**What you should do:** Repeat all the material exactly; pictures stay out of your copy.

▬▬▬▬▬▬

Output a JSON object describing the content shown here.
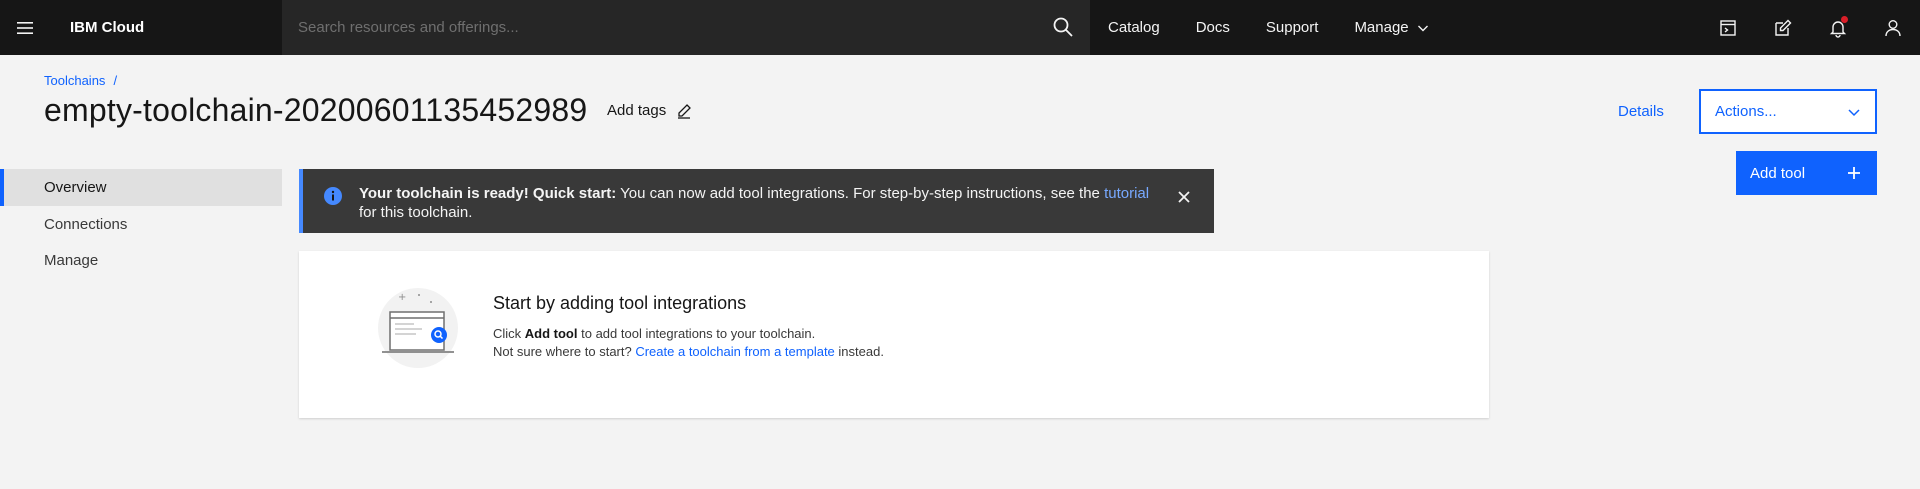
{
  "topbar": {
    "brand": "IBM Cloud",
    "search_placeholder": "Search resources and offerings...",
    "nav": [
      "Catalog",
      "Docs",
      "Support",
      "Manage"
    ],
    "right_icons": [
      "cost-estimator-icon",
      "edit-icon",
      "notification-icon",
      "user-icon"
    ]
  },
  "breadcrumb": {
    "item": "Toolchains",
    "separator": "/"
  },
  "page": {
    "title": "empty-toolchain-20200601135452989",
    "add_tags": "Add tags",
    "details": "Details",
    "actions": "Actions...",
    "add_tool": "Add tool"
  },
  "sidenav": {
    "items": [
      "Overview",
      "Connections",
      "Manage"
    ],
    "active": "Overview"
  },
  "notification": {
    "title": "Your toolchain is ready! Quick start:",
    "text_before": " You can now add tool integrations. For step-by-step instructions, see the",
    "link": "tutorial",
    "text_after": " for this toolchain."
  },
  "empty_state": {
    "heading": "Start by adding tool integrations",
    "line1_prefix": "Click ",
    "line1_bold": "Add tool",
    "line1_suffix": " to add tool integrations to your toolchain.",
    "line2_prefix": "Not sure where to start? ",
    "line2_link": "Create a toolchain from a template",
    "line2_suffix": " instead."
  },
  "colors": {
    "accent": "#0f62fe",
    "topbar_bg": "#161616",
    "search_bg": "#262626",
    "notification_bg": "#393939",
    "notification_dot": "#da1e28",
    "page_bg": "#f3f3f3"
  }
}
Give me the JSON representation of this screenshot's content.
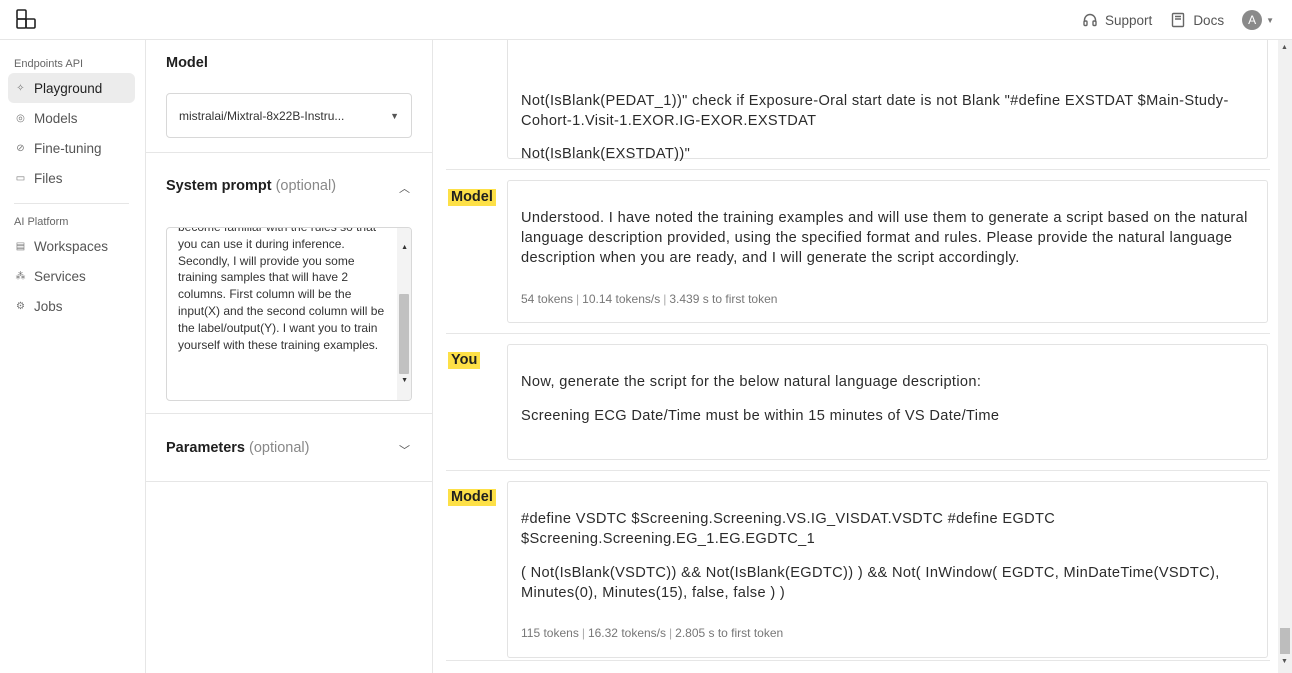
{
  "header": {
    "logo_icon": "layers-logo-icon",
    "support_label": "Support",
    "docs_label": "Docs",
    "avatar_initial": "A"
  },
  "sidebar": {
    "section1": "Endpoints API",
    "items1": [
      {
        "label": "Playground",
        "icon": "sparkle-icon",
        "active": true
      },
      {
        "label": "Models",
        "icon": "globe-icon"
      },
      {
        "label": "Fine-tuning",
        "icon": "circle-check-icon"
      },
      {
        "label": "Files",
        "icon": "folder-icon"
      }
    ],
    "section2": "AI Platform",
    "items2": [
      {
        "label": "Workspaces",
        "icon": "window-icon"
      },
      {
        "label": "Services",
        "icon": "broadcast-icon"
      },
      {
        "label": "Jobs",
        "icon": "gear-icon"
      }
    ]
  },
  "config": {
    "model_title": "Model",
    "model_value": "mistralai/Mixtral-8x22B-Instru...",
    "system_title": "System prompt",
    "system_optional": "(optional)",
    "system_text": "become familiar with the rules so that you can use it during inference. Secondly, I will provide you some training samples that will have 2 columns. First column will be the input(X) and the second column will be the label/output(Y). I want you to train yourself with these training examples.",
    "params_title": "Parameters",
    "params_optional": "(optional)"
  },
  "chat": {
    "messages": [
      {
        "role": "",
        "paragraphs": [
          "Not(IsBlank(PEDAT_1))\" check if Exposure-Oral start date is not Blank \"#define EXSTDAT $Main-Study-Cohort-1.Visit-1.EXOR.IG-EXOR.EXSTDAT",
          "Not(IsBlank(EXSTDAT))\""
        ]
      },
      {
        "role": "Model",
        "paragraphs": [
          "Understood. I have noted the training examples and will use them to generate a script based on the natural language description provided, using the specified format and rules. Please provide the natural language description when you are ready, and I will generate the script accordingly."
        ],
        "meta": {
          "tokens": "54 tokens",
          "speed": "10.14 tokens/s",
          "latency": "3.439 s to first token"
        }
      },
      {
        "role": "You",
        "paragraphs": [
          "Now, generate the script for the below natural language description:",
          "Screening ECG Date/Time must be within 15 minutes of VS Date/Time"
        ]
      },
      {
        "role": "Model",
        "paragraphs": [
          "#define VSDTC $Screening.Screening.VS.IG_VISDAT.VSDTC #define EGDTC $Screening.Screening.EG_1.EG.EGDTC_1",
          "( Not(IsBlank(VSDTC)) && Not(IsBlank(EGDTC)) ) && Not( InWindow( EGDTC, MinDateTime(VSDTC), Minutes(0), Minutes(15), false, false ) )"
        ],
        "meta": {
          "tokens": "115 tokens",
          "speed": "16.32 tokens/s",
          "latency": "2.805 s to first token"
        }
      }
    ]
  },
  "colors": {
    "role_highlight": "#fde047",
    "active_nav_bg": "#ececec",
    "border": "#e6e6e6"
  }
}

▬▬▬▬▬▬

**Exercise response:**
Output a JSON object describing the content shown here.
{
  "topbar": {
    "brand": "IBM Cloud",
    "search_placeholder": "Search resources and offerings...",
    "nav": [
      "Catalog",
      "Docs",
      "Support",
      "Manage"
    ],
    "right_icons": [
      "cost-estimator-icon",
      "edit-icon",
      "notification-icon",
      "user-icon"
    ]
  },
  "breadcrumb": {
    "item": "Toolchains",
    "separator": "/"
  },
  "page": {
    "title": "empty-toolchain-20200601135452989",
    "add_tags": "Add tags",
    "details": "Details",
    "actions": "Actions...",
    "add_tool": "Add tool"
  },
  "sidenav": {
    "items": [
      "Overview",
      "Connections",
      "Manage"
    ],
    "active": "Overview"
  },
  "notification": {
    "title": "Your toolchain is ready! Quick start:",
    "text_before": " You can now add tool integrations. For step-by-step instructions, see the",
    "link": "tutorial",
    "text_after": " for this toolchain."
  },
  "empty_state": {
    "heading": "Start by adding tool integrations",
    "line1_prefix": "Click ",
    "line1_bold": "Add tool",
    "line1_suffix": " to add tool integrations to your toolchain.",
    "line2_prefix": "Not sure where to start? ",
    "line2_link": "Create a toolchain from a template",
    "line2_suffix": " instead."
  },
  "colors": {
    "accent": "#0f62fe",
    "topbar_bg": "#161616",
    "search_bg": "#262626",
    "notification_bg": "#393939",
    "notification_dot": "#da1e28",
    "page_bg": "#f3f3f3"
  }
}
Give me the JSON representation of this screenshot's content.
{
  "header": {
    "logo_icon": "layers-logo-icon",
    "support_label": "Support",
    "docs_label": "Docs",
    "avatar_initial": "A"
  },
  "sidebar": {
    "section1": "Endpoints API",
    "items1": [
      {
        "label": "Playground",
        "icon": "sparkle-icon",
        "active": true
      },
      {
        "label": "Models",
        "icon": "globe-icon"
      },
      {
        "label": "Fine-tuning",
        "icon": "circle-check-icon"
      },
      {
        "label": "Files",
        "icon": "folder-icon"
      }
    ],
    "section2": "AI Platform",
    "items2": [
      {
        "label": "Workspaces",
        "icon": "window-icon"
      },
      {
        "label": "Services",
        "icon": "broadcast-icon"
      },
      {
        "label": "Jobs",
        "icon": "gear-icon"
      }
    ]
  },
  "config": {
    "model_title": "Model",
    "model_value": "mistralai/Mixtral-8x22B-Instru...",
    "system_title": "System prompt",
    "system_optional": "(optional)",
    "system_text": "become familiar with the rules so that you can use it during inference. Secondly, I will provide you some training samples that will have 2 columns. First column will be the input(X) and the second column will be the label/output(Y). I want you to train yourself with these training examples.",
    "params_title": "Parameters",
    "params_optional": "(optional)"
  },
  "chat": {
    "messages": [
      {
        "role": "",
        "paragraphs": [
          "Not(IsBlank(PEDAT_1))\" check if Exposure-Oral start date is not Blank \"#define EXSTDAT $Main-Study-Cohort-1.Visit-1.EXOR.IG-EXOR.EXSTDAT",
          "Not(IsBlank(EXSTDAT))\""
        ]
      },
      {
        "role": "Model",
        "paragraphs": [
          "Understood. I have noted the training examples and will use them to generate a script based on the natural language description provided, using the specified format and rules. Please provide the natural language description when you are ready, and I will generate the script accordingly."
        ],
        "meta": {
          "tokens": "54 tokens",
          "speed": "10.14 tokens/s",
          "latency": "3.439 s to first token"
        }
      },
      {
        "role": "You",
        "paragraphs": [
          "Now, generate the script for the below natural language description:",
          "Screening ECG Date/Time must be within 15 minutes of VS Date/Time"
        ]
      },
      {
        "role": "Model",
        "paragraphs": [
          "#define VSDTC $Screening.Screening.VS.IG_VISDAT.VSDTC #define EGDTC $Screening.Screening.EG_1.EG.EGDTC_1",
          "( Not(IsBlank(VSDTC)) && Not(IsBlank(EGDTC)) ) && Not( InWindow( EGDTC, MinDateTime(VSDTC), Minutes(0), Minutes(15), false, false ) )"
        ],
        "meta": {
          "tokens": "115 tokens",
          "speed": "16.32 tokens/s",
          "latency": "2.805 s to first token"
        }
      }
    ]
  },
  "colors": {
    "role_highlight": "#fde047",
    "active_nav_bg": "#ececec",
    "border": "#e6e6e6"
  }
}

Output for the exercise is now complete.